2018-04-14

graph data structures

data modeling experiments with a graph relations

note about deletion: possible rule: when a node is not in a relation then it can be deleted

assumed graph features

directed graph

relations can have labels and weight

nodes can store data

node data is distinct

notation

nodes: integers

node-data: "content"

relation: left right, left label right, left label weight right

node data

data attached to nodes directly. sometimes called node properties

example data types: numbers, arrays, character strings, custom data structures

node id array

data: node-id ...

benefit: when retrieving the data for the id-array node, the ids are immediately available as a sequence with possible repetition

downsides: if the sequence changes the whole node data likely has to be replaced. the id-array is not indexed by the contained ids via relations

record

data: custom

record type, field names, field types and field accessors can be stored within the accessing program or using a special data format for the node data

name

data: string

a node with a string identifier as data. the string can be used instead of the associated id, for example in program source code. the string can be translated to the id to be used in relations

benefit: usually there is no guarantee that the same id is associated with the same node data in different database instances (other database or recreated). string identifiers can help make code be valid across different database instances while serving as a symbolic identifier for humans

intermediate

data-less node used as a connector of sub-graphs. relates nodes without creating direct relations between them. this can be used for abstraction, to address and relate data structures of multiple nodes with one identifier

example: nodes -> id-node -> other-nodes

set

consists of a set identifier node and set element nodes related to it in one direction

relation: > set-id node-ids

example

set-id: 1

element-ids: 2 8 5

relations: 1 2, 1 8, 1 5

query: > set-id *

2 8 5

set operations

union

nodes in direction related to at least one of given set-identifiers

query: > (or set-id ...) *

intersection

nodes in direction related to all of given set-identifiers

query: > (and set-id ...) *

nested set

element ids can be set ids

ordered set

numbered

the relation weight or label becomes a sortable element position value

this works best when the data is actually physically stored in sorted order

inserting a new element might require the update of many position values

remarkable property: if nodes are read in order then set unions and intersections will eventually be read ordered by multiple set-ids and decreasing priority as specified

chained

relations: set-id "next" element-1, element-1 "next" element-2, element-2 "next" element-3

this only works if there can be multiple nodes with the same data, or if only distinct elements are used. otherwise one elements "next" label may identify multiple elements if there are multiple sets containing it

the nodes could carry array data to reduce the number of relations

this is not recommended for use in sph-dg, as there the same node data always has the same id

id array

node data: id ...

______________________________

• [Exercise instructions] Please repeat the graph data structures notes above word for word, from start to finish.

______________________________

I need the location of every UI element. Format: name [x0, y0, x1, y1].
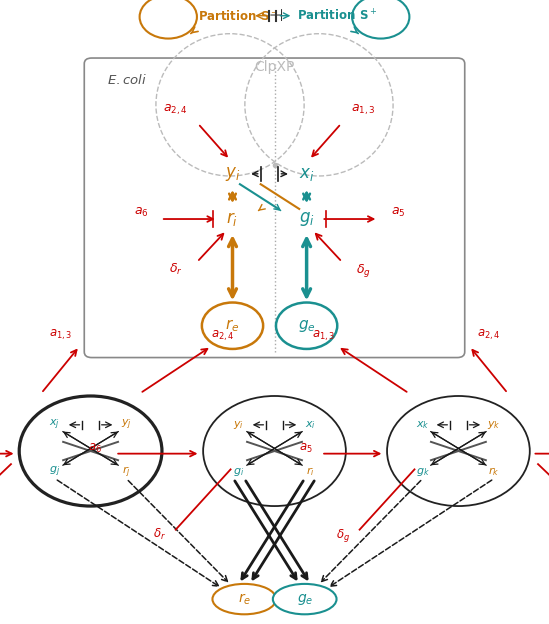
Text: $\boldsymbol{a_5}$: $\boldsymbol{a_5}$ [391, 207, 405, 220]
Text: $\boldsymbol{r_k}$: $\boldsymbol{r_k}$ [489, 466, 500, 479]
Text: $\boldsymbol{a_{2,4}}$: $\boldsymbol{a_{2,4}}$ [477, 328, 500, 342]
Text: $\boldsymbol{r_j}$: $\boldsymbol{r_j}$ [122, 464, 131, 480]
Text: $y_i$: $y_i$ [225, 165, 240, 183]
Text: $\boldsymbol{a_{1,3}}$: $\boldsymbol{a_{1,3}}$ [312, 329, 335, 343]
Text: $\boldsymbol{x_k}$: $\boldsymbol{x_k}$ [416, 419, 429, 431]
Text: $\boldsymbol{g_k}$: $\boldsymbol{g_k}$ [416, 466, 430, 478]
Text: Partition S$^-$: Partition S$^-$ [198, 9, 278, 22]
Text: $g_e$: $g_e$ [298, 318, 316, 334]
Text: $\boldsymbol{a_6}$: $\boldsymbol{a_6}$ [88, 442, 102, 455]
Text: $\boldsymbol{a_{2,4}}$: $\boldsymbol{a_{2,4}}$ [164, 103, 188, 117]
Circle shape [276, 303, 337, 349]
Text: $\boldsymbol{\delta_r}$: $\boldsymbol{\delta_r}$ [153, 527, 166, 542]
Text: $r_i$: $r_i$ [227, 210, 238, 228]
Text: $g_e$: $g_e$ [296, 592, 313, 607]
Ellipse shape [387, 396, 530, 506]
Text: $x_i$: $x_i$ [299, 165, 315, 183]
Text: $\boldsymbol{a_5}$: $\boldsymbol{a_5}$ [299, 442, 313, 455]
Text: $\boldsymbol{a_{1,3}}$: $\boldsymbol{a_{1,3}}$ [49, 328, 72, 342]
Text: $\boldsymbol{\delta_g}$: $\boldsymbol{\delta_g}$ [336, 527, 350, 544]
Text: $\boldsymbol{g_i}$: $\boldsymbol{g_i}$ [233, 466, 244, 478]
Circle shape [212, 584, 276, 614]
Text: $\boldsymbol{\delta_r}$: $\boldsymbol{\delta_r}$ [169, 262, 182, 278]
Text: $\boldsymbol{a_6}$: $\boldsymbol{a_6}$ [134, 207, 148, 220]
Text: $\boldsymbol{a_{2,4}}$: $\boldsymbol{a_{2,4}}$ [211, 329, 234, 343]
Text: $r_e$: $r_e$ [238, 592, 251, 607]
Text: $\boldsymbol{y_i}$: $\boldsymbol{y_i}$ [233, 419, 244, 431]
FancyBboxPatch shape [85, 58, 465, 358]
Ellipse shape [19, 396, 162, 506]
Ellipse shape [203, 396, 346, 506]
Text: $\boldsymbol{a_{1,3}}$: $\boldsymbol{a_{1,3}}$ [351, 103, 376, 117]
Text: $g_i$: $g_i$ [299, 210, 315, 228]
Text: $r_e$: $r_e$ [225, 318, 240, 334]
Circle shape [273, 584, 337, 614]
Text: $\dashv$: $\dashv$ [265, 7, 284, 25]
Text: $\boldsymbol{\delta_g}$: $\boldsymbol{\delta_g}$ [356, 263, 371, 280]
Text: $\boldsymbol{y_j}$: $\boldsymbol{y_j}$ [121, 417, 132, 432]
Text: $\boldsymbol{x_j}$: $\boldsymbol{x_j}$ [49, 417, 60, 432]
Text: $\boldsymbol{x_i}$: $\boldsymbol{x_i}$ [305, 419, 316, 431]
Text: $\boldsymbol{y_k}$: $\boldsymbol{y_k}$ [488, 419, 501, 431]
Text: $\boldsymbol{r_i}$: $\boldsymbol{r_i}$ [306, 466, 315, 479]
Circle shape [202, 303, 263, 349]
Text: $E.coli$: $E.coli$ [107, 73, 147, 87]
Text: Partition S$^+$: Partition S$^+$ [297, 8, 377, 23]
Text: ClpXP: ClpXP [254, 61, 295, 74]
Text: $\boldsymbol{g_j}$: $\boldsymbol{g_j}$ [49, 465, 60, 479]
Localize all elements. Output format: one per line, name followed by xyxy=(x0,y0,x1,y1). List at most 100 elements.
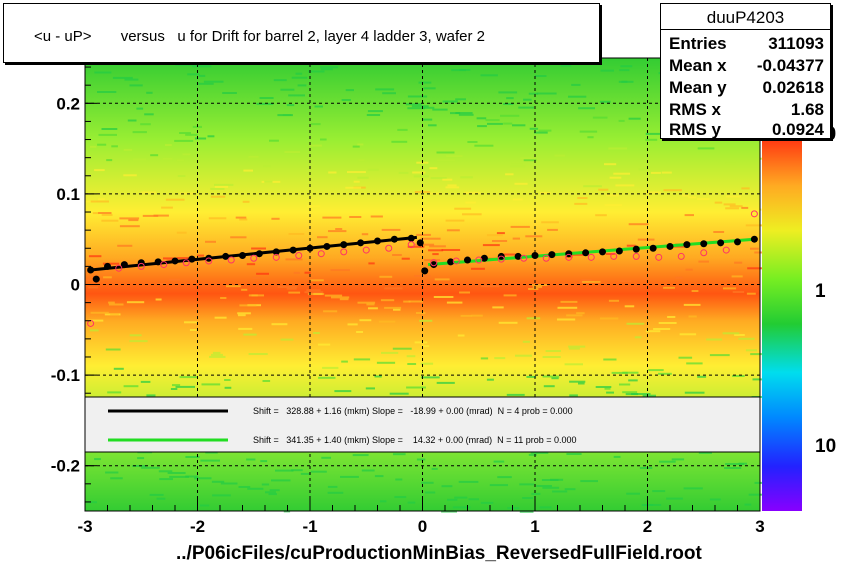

______________________________

• [Task solution]
2018-04-14

graph data structures

data modeling experiments with a graph relations

note about deletion: possible rule: when a node is not in a relation then it can be deleted

assumed graph features

directed graph

relations can have labels and weight

nodes can store data

node data is distinct

notation

nodes: integers

node-data: "content"

relation: left right, left label right, left label weight right

node data

data attached to nodes directly. sometimes called node properties

example data types: numbers, arrays, character strings, custom data structures

node id array

data: node-id ...

benefit: when retrieving the data for the id-array node, the ids are immediately available as a sequence with possible repetition

downsides: if the sequence changes the whole node data likely has to be replaced. the id-array is not indexed by the contained ids via relations

record

data: custom

record type, field names, field types and field accessors can be stored within the accessing program or using a special data format for the node data

name

data: string

a node with a string identifier as data. the string can be used instead of the associated id, for example in program source code. the string can be translated to the id to be used in relations

benefit: usually there is no guarantee that the same id is associated with the same node data in different database instances (other database or recreated). string identifiers can help make code be valid across different database instances while serving as a symbolic identifier for humans

intermediate

data-less node used as a connector of sub-graphs. relates nodes without creating direct relations between them. this can be used for abstraction, to address and relate data structures of multiple nodes with one identifier

example: nodes -> id-node -> other-nodes

set

consists of a set identifier node and set element nodes related to it in one direction

relation: > set-id node-ids

example

set-id: 1

element-ids: 2 8 5

relations: 1 2, 1 8, 1 5

query: > set-id *

2 8 5

set operations

union

nodes in direction related to at least one of given set-identifiers

query: > (or set-id ...) *

intersection

nodes in direction related to all of given set-identifiers

query: > (and set-id ...) *

nested set

element ids can be set ids

ordered set

numbered

the relation weight or label becomes a sortable element position value

this works best when the data is actually physically stored in sorted order

inserting a new element might require the update of many position values

remarkable property: if nodes are read in order then set unions and intersections will eventually be read ordered by multiple set-ids and decreasing priority as specified

chained

relations: set-id "next" element-1, element-1 "next" element-2, element-2 "next" element-3

this only works if there can be multiple nodes with the same data, or if only distinct elements are used. otherwise one elements "next" label may identify multiple elements if there are multiple sets containing it

the nodes could carry array data to reduce the number of relations

this is not recommended for use in sph-dg, as there the same node data always has the same id

id array

node data: id ...